Exercise details
Would you set down every entry shown below, precisely as written?
--- begin Supplied data ---
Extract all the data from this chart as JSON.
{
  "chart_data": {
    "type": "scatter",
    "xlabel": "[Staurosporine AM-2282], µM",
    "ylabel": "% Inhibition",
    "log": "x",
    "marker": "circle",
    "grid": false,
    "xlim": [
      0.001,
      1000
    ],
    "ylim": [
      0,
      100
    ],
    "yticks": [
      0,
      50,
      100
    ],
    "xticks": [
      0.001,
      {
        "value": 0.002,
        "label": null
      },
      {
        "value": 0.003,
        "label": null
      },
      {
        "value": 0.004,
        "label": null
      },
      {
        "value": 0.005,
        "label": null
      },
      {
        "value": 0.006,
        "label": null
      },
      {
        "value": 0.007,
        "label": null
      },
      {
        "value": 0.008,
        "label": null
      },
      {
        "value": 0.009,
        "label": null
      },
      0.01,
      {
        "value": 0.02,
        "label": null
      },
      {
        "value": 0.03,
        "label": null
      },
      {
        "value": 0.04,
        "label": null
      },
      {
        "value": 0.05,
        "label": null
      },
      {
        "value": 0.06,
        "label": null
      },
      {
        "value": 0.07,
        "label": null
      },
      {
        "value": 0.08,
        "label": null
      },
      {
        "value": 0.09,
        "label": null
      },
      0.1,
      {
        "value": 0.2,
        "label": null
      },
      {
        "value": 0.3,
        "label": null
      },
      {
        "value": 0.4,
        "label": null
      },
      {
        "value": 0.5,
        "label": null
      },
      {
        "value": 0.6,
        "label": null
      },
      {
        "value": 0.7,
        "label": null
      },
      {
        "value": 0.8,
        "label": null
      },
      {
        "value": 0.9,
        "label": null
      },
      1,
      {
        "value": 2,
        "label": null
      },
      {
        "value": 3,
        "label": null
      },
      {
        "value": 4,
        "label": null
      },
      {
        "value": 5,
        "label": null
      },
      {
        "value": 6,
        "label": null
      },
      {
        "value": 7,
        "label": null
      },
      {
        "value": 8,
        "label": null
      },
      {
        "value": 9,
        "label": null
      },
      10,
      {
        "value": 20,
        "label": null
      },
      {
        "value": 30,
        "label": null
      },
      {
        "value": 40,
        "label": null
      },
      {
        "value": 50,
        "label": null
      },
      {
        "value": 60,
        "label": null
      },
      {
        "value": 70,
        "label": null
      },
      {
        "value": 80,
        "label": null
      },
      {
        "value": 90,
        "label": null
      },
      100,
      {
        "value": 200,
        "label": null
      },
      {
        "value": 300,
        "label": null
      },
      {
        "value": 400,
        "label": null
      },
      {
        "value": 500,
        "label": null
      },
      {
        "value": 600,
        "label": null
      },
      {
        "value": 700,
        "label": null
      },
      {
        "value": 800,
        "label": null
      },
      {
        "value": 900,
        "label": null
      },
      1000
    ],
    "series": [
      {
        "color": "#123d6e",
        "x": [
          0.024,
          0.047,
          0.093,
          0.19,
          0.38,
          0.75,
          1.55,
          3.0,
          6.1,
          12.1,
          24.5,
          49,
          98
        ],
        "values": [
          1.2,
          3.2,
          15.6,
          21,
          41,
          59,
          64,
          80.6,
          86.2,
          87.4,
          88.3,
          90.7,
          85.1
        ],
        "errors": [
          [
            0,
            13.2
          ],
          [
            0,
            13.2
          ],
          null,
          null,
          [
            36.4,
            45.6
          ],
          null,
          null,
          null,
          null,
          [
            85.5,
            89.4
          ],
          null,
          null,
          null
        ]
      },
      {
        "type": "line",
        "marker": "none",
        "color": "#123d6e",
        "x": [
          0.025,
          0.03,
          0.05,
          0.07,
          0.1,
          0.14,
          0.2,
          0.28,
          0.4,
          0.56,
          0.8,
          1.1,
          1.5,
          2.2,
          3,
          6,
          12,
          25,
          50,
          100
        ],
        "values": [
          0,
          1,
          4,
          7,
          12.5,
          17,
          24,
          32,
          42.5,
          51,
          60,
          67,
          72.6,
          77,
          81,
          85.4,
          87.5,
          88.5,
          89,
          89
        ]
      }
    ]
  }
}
--- end Supplied data ---
Written reply
Extract all the data from this chart as JSON.
{
  "chart_data": {
    "type": "scatter",
    "xlabel": "[Staurosporine AM-2282], µM",
    "ylabel": "% Inhibition",
    "log": "x",
    "marker": "circle",
    "grid": false,
    "xlim": [
      0.001,
      1000
    ],
    "ylim": [
      0,
      100
    ],
    "yticks": [
      0,
      50,
      100
    ],
    "xticks": [
      0.001,
      {
        "value": 0.002,
        "label": null
      },
      {
        "value": 0.003,
        "label": null
      },
      {
        "value": 0.004,
        "label": null
      },
      {
        "value": 0.005,
        "label": null
      },
      {
        "value": 0.006,
        "label": null
      },
      {
        "value": 0.007,
        "label": null
      },
      {
        "value": 0.008,
        "label": null
      },
      {
        "value": 0.009,
        "label": null
      },
      0.01,
      {
        "value": 0.02,
        "label": null
      },
      {
        "value": 0.03,
        "label": null
      },
      {
        "value": 0.04,
        "label": null
      },
      {
        "value": 0.05,
        "label": null
      },
      {
        "value": 0.06,
        "label": null
      },
      {
        "value": 0.07,
        "label": null
      },
      {
        "value": 0.08,
        "label": null
      },
      {
        "value": 0.09,
        "label": null
      },
      0.1,
      {
        "value": 0.2,
        "label": null
      },
      {
        "value": 0.3,
        "label": null
      },
      {
        "value": 0.4,
        "label": null
      },
      {
        "value": 0.5,
        "label": null
      },
      {
        "value": 0.6,
        "label": null
      },
      {
        "value": 0.7,
        "label": null
      },
      {
        "value": 0.8,
        "label": null
      },
      {
        "value": 0.9,
        "label": null
      },
      1,
      {
        "value": 2,
        "label": null
      },
      {
        "value": 3,
        "label": null
      },
      {
        "value": 4,
        "label": null
      },
      {
        "value": 5,
        "label": null
      },
      {
        "value": 6,
        "label": null
      },
      {
        "value": 7,
        "label": null
      },
      {
        "value": 8,
        "label": null
      },
      {
        "value": 9,
        "label": null
      },
      10,
      {
        "value": 20,
        "label": null
      },
      {
        "value": 30,
        "label": null
      },
      {
        "value": 40,
        "label": null
      },
      {
        "value": 50,
        "label": null
      },
      {
        "value": 60,
        "label": null
      },
      {
        "value": 70,
        "label": null
      },
      {
        "value": 80,
        "label": null
      },
      {
        "value": 90,
        "label": null
      },
      100,
      {
        "value": 200,
        "label": null
      },
      {
        "value": 300,
        "label": null
      },
      {
        "value": 400,
        "label": null
      },
      {
        "value": 500,
        "label": null
      },
      {
        "value": 600,
        "label": null
      },
      {
        "value": 700,
        "label": null
      },
      {
        "value": 800,
        "label": null
      },
      {
        "value": 900,
        "label": null
      },
      1000
    ],
    "series": [
      {
        "color": "#123d6e",
        "x": [
          0.024,
          0.047,
          0.093,
          0.19,
          0.38,
          0.75,
          1.55,
          3.0,
          6.1,
          12.1,
          24.5,
          49,
          98
        ],
        "values": [
          1.2,
          3.2,
          15.6,
          21,
          41,
          59,
          64,
          80.6,
          86.2,
          87.4,
          88.3,
          90.7,
          85.1
        ],
        "errors": [
          [
            0,
            13.2
          ],
          [
            0,
            13.2
          ],
          null,
          null,
          [
            36.4,
            45.6
          ],
          null,
          null,
          null,
          null,
          [
            85.5,
            89.4
          ],
          null,
          null,
          null
        ]
      },
      {
        "type": "line",
        "marker": "none",
        "color": "#123d6e",
        "x": [
          0.025,
          0.03,
          0.05,
          0.07,
          0.1,
          0.14,
          0.2,
          0.28,
          0.4,
          0.56,
          0.8,
          1.1,
          1.5,
          2.2,
          3,
          6,
          12,
          25,
          50,
          100
        ],
        "values": [
          0,
          1,
          4,
          7,
          12.5,
          17,
          24,
          32,
          42.5,
          51,
          60,
          67,
          72.6,
          77,
          81,
          85.4,
          87.5,
          88.5,
          89,
          89
        ]
      }
    ]
  }
}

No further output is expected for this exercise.